(STATED PROBLEM):
Review the material line by line. Identify and copy every line that contains the string "Motor".

Dataset records:
------
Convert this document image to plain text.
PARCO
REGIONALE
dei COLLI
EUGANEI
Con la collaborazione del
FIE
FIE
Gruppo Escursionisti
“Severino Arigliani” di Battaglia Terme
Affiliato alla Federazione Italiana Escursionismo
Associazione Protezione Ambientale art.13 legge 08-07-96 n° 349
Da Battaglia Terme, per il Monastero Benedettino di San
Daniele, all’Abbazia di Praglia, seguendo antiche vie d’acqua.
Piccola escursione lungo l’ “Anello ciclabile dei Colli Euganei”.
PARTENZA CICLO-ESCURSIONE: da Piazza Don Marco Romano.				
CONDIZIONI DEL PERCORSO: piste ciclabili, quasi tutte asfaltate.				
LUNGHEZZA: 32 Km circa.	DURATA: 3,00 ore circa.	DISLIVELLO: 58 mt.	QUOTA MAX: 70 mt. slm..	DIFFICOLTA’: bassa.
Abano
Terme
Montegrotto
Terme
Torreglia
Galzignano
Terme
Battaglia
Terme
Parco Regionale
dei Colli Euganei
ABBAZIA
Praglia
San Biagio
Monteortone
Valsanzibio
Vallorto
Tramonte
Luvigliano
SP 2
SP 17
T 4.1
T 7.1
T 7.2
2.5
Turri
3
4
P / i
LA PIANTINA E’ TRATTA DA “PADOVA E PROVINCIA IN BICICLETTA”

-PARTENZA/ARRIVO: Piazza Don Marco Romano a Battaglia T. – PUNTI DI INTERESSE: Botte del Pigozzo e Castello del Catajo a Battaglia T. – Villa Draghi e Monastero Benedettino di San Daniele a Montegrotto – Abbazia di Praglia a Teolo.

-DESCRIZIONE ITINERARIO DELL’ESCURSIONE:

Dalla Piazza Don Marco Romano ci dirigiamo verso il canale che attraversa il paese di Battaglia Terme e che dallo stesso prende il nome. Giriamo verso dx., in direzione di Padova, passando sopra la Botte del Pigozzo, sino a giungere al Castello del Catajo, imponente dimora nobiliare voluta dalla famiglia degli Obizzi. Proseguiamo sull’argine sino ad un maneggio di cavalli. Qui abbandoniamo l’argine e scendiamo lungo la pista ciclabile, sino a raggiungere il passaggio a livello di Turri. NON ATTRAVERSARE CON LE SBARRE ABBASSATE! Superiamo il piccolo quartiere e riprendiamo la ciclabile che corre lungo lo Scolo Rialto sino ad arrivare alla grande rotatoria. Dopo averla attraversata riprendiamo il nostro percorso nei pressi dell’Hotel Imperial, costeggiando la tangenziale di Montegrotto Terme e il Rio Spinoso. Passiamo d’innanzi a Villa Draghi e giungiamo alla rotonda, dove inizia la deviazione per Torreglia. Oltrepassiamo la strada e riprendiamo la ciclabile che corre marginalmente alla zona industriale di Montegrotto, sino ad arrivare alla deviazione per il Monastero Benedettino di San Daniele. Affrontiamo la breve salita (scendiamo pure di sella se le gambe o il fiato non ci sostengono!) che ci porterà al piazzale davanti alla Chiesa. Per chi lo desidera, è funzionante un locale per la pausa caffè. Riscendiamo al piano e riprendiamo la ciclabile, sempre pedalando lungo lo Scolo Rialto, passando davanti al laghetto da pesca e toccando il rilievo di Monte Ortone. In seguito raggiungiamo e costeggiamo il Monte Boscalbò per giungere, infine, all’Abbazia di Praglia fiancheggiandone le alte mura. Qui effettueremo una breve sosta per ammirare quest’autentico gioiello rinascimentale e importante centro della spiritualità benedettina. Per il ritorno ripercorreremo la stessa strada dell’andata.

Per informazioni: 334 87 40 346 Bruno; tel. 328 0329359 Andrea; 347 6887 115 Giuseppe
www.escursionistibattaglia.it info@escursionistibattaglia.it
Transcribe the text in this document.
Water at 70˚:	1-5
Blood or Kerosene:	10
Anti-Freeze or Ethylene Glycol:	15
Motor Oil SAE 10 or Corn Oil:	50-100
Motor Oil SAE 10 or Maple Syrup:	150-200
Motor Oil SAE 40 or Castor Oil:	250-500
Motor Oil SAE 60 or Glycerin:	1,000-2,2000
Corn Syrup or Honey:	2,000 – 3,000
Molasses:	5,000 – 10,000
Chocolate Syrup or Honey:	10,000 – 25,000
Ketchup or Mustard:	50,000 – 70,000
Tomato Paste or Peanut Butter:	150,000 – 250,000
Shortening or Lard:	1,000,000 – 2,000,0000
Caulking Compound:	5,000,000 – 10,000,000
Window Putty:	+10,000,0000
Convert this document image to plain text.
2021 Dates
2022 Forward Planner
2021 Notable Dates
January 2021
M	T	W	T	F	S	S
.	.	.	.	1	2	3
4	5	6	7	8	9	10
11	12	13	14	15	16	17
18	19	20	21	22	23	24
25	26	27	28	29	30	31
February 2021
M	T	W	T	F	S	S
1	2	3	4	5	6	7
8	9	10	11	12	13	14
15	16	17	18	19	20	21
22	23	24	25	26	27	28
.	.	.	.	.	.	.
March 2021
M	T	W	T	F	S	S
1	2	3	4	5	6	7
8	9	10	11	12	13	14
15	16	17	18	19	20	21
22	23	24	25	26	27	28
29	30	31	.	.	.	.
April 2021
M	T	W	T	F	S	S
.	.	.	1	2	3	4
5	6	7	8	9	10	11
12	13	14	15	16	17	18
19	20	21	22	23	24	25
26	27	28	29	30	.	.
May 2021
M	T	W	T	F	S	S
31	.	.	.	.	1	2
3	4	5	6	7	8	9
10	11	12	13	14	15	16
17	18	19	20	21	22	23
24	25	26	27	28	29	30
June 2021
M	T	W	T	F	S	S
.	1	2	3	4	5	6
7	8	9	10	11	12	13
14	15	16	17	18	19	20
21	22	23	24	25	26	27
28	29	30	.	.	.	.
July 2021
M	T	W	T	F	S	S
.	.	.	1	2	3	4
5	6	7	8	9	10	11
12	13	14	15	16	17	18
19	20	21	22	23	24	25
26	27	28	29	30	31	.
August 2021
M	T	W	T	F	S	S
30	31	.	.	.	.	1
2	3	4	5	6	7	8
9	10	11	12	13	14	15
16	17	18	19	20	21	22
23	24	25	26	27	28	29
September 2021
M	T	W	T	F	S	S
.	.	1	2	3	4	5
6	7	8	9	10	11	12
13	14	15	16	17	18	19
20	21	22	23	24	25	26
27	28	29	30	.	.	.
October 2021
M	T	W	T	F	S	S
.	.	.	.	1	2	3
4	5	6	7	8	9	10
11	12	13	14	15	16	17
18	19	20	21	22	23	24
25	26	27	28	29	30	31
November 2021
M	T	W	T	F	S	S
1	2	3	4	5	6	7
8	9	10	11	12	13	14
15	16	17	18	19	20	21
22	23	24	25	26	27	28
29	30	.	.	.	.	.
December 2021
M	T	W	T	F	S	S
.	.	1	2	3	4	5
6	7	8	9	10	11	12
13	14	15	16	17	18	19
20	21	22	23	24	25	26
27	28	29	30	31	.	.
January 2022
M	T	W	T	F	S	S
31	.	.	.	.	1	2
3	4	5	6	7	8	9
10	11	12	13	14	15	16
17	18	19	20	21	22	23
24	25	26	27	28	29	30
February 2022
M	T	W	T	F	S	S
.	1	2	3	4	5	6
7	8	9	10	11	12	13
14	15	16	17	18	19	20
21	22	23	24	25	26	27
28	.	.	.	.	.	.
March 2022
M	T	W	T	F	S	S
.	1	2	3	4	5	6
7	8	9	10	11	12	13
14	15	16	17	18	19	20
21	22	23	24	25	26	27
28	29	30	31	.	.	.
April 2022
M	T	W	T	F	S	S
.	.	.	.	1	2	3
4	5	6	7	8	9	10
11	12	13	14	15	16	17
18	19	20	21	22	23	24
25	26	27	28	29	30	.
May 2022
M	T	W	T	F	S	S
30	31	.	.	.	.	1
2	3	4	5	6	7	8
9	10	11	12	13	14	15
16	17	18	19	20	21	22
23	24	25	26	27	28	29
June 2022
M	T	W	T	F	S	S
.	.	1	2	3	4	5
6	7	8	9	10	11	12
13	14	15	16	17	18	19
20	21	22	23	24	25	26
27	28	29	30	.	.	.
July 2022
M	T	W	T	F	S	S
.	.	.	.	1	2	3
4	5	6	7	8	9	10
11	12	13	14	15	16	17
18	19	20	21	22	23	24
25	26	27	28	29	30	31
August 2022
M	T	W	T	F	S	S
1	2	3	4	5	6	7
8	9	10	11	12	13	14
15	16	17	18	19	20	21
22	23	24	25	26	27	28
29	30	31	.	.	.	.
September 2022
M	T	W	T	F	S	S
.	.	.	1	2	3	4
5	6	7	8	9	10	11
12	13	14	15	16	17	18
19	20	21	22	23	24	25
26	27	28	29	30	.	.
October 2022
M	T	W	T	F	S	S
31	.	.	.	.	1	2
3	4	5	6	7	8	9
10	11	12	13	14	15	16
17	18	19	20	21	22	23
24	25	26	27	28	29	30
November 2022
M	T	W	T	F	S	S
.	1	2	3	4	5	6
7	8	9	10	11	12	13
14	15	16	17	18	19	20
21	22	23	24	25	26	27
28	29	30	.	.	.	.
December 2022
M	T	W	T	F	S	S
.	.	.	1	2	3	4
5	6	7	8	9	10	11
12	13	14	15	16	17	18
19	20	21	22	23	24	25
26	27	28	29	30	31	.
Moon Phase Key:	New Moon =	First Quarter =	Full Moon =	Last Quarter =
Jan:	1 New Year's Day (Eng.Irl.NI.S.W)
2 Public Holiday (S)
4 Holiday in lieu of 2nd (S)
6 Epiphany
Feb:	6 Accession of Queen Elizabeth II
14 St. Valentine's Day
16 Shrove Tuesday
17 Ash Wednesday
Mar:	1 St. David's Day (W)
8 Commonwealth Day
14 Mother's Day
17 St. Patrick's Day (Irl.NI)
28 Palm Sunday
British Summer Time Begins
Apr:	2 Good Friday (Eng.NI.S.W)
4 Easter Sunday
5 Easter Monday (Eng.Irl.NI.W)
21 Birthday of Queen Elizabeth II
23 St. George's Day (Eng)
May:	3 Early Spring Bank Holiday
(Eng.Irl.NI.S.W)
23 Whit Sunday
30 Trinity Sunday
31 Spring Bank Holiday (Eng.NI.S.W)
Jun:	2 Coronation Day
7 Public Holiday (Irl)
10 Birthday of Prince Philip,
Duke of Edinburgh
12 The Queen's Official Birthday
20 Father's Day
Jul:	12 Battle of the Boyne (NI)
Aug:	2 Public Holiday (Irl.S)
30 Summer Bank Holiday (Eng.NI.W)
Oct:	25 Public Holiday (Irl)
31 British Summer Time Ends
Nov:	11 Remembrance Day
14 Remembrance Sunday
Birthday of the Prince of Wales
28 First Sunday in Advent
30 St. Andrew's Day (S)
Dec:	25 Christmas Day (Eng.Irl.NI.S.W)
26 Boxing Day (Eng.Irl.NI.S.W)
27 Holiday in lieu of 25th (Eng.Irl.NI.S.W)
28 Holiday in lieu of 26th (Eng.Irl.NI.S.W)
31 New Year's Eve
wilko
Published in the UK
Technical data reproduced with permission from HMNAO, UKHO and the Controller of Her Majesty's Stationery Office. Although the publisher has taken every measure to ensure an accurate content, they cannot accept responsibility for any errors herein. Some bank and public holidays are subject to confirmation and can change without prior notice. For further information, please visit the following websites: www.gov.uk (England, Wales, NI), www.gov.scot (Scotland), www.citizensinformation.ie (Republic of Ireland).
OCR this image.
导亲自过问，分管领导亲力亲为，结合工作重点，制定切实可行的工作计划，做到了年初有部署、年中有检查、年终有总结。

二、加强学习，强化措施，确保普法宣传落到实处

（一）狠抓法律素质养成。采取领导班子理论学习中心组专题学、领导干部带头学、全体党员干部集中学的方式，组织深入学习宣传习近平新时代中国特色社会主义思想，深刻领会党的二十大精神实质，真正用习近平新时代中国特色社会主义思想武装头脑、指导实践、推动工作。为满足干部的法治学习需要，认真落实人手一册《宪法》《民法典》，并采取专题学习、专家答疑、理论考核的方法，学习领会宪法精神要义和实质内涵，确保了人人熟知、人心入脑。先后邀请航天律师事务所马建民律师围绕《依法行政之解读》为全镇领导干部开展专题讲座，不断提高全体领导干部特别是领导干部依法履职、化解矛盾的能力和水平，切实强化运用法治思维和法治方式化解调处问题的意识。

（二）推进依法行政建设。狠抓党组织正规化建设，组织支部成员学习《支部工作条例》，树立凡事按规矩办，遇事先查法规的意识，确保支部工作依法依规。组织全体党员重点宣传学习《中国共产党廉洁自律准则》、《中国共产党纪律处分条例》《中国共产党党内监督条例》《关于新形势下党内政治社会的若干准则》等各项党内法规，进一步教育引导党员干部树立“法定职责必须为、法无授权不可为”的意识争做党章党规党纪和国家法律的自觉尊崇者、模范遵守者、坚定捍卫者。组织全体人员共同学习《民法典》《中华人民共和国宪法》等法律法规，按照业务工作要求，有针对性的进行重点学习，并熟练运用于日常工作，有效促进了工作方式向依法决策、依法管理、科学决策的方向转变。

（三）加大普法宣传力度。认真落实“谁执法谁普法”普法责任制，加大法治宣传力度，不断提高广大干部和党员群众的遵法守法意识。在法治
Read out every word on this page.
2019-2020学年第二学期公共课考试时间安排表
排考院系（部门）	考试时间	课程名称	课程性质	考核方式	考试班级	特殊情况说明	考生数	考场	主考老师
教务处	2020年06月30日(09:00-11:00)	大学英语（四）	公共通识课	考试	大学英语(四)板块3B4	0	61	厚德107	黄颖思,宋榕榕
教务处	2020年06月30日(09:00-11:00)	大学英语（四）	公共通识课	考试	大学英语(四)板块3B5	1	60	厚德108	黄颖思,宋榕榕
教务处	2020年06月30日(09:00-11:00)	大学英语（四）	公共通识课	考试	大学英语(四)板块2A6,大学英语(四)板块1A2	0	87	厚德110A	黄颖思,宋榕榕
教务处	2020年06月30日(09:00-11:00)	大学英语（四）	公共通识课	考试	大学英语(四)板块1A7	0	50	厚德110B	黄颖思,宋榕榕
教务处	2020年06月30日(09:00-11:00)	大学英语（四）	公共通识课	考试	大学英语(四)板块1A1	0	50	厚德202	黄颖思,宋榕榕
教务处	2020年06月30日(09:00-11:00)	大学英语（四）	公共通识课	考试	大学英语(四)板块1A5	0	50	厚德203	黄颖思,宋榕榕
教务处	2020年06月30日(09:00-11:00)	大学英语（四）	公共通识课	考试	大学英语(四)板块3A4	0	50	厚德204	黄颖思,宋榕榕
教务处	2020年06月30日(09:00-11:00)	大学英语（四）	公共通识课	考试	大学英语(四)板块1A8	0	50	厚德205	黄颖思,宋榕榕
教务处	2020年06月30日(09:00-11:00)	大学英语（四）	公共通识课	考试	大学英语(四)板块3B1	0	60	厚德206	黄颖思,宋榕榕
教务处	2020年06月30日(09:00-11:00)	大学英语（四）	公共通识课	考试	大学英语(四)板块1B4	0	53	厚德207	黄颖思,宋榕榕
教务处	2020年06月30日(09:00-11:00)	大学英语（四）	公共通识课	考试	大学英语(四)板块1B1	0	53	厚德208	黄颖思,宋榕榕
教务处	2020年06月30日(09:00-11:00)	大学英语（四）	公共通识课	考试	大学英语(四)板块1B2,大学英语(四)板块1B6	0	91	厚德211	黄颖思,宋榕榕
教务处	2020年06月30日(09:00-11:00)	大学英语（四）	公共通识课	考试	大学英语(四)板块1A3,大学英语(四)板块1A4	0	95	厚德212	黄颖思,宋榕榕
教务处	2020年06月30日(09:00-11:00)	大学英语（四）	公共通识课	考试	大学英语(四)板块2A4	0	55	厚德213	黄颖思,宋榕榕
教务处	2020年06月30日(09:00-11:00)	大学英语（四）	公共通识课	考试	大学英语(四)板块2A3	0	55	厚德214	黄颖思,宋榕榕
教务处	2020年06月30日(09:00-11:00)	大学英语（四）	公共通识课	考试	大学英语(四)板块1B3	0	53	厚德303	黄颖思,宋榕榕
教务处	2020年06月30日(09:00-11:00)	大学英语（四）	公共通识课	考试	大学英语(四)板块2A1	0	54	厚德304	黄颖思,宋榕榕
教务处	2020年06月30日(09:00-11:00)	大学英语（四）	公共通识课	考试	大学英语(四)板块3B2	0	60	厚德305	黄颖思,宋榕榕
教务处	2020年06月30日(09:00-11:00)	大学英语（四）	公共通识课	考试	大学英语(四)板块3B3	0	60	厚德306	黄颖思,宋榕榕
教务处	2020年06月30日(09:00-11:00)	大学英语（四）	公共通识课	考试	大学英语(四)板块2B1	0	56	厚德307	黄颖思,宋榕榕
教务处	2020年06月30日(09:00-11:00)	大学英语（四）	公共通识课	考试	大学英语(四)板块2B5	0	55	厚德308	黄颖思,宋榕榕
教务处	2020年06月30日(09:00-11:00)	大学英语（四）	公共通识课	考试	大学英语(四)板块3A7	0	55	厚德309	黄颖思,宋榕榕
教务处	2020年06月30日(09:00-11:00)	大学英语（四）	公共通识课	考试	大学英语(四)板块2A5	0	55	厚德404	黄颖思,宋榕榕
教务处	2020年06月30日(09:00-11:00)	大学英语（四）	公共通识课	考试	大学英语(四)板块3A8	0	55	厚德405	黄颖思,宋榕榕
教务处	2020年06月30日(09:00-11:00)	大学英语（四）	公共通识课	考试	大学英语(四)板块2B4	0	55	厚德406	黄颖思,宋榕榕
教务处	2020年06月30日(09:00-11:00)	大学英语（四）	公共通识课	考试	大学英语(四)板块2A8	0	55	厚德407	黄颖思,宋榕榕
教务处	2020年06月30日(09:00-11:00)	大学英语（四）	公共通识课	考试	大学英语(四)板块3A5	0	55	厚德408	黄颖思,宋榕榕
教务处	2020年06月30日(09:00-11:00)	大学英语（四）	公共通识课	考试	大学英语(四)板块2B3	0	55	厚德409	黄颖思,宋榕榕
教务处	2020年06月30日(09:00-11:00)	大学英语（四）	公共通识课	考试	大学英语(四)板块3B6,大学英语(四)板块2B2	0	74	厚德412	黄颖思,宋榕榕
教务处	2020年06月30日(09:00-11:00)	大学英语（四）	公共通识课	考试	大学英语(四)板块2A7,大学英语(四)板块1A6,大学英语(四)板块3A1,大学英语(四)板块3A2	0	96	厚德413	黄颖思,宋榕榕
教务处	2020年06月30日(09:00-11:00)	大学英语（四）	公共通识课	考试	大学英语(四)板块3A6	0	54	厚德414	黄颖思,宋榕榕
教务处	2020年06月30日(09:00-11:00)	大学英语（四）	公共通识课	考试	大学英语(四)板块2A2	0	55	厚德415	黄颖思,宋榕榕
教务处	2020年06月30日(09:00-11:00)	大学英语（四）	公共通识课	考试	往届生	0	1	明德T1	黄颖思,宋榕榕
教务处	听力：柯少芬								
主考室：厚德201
------
(TASK ANSWER):
Motor Oil SAE 10 or Corn Oil:	50-100
Motor Oil SAE 10 or Maple Syrup:	150-200
Motor Oil SAE 40 or Castor Oil:	250-500
Motor Oil SAE 60 or Glycerin:	1,000-2,2000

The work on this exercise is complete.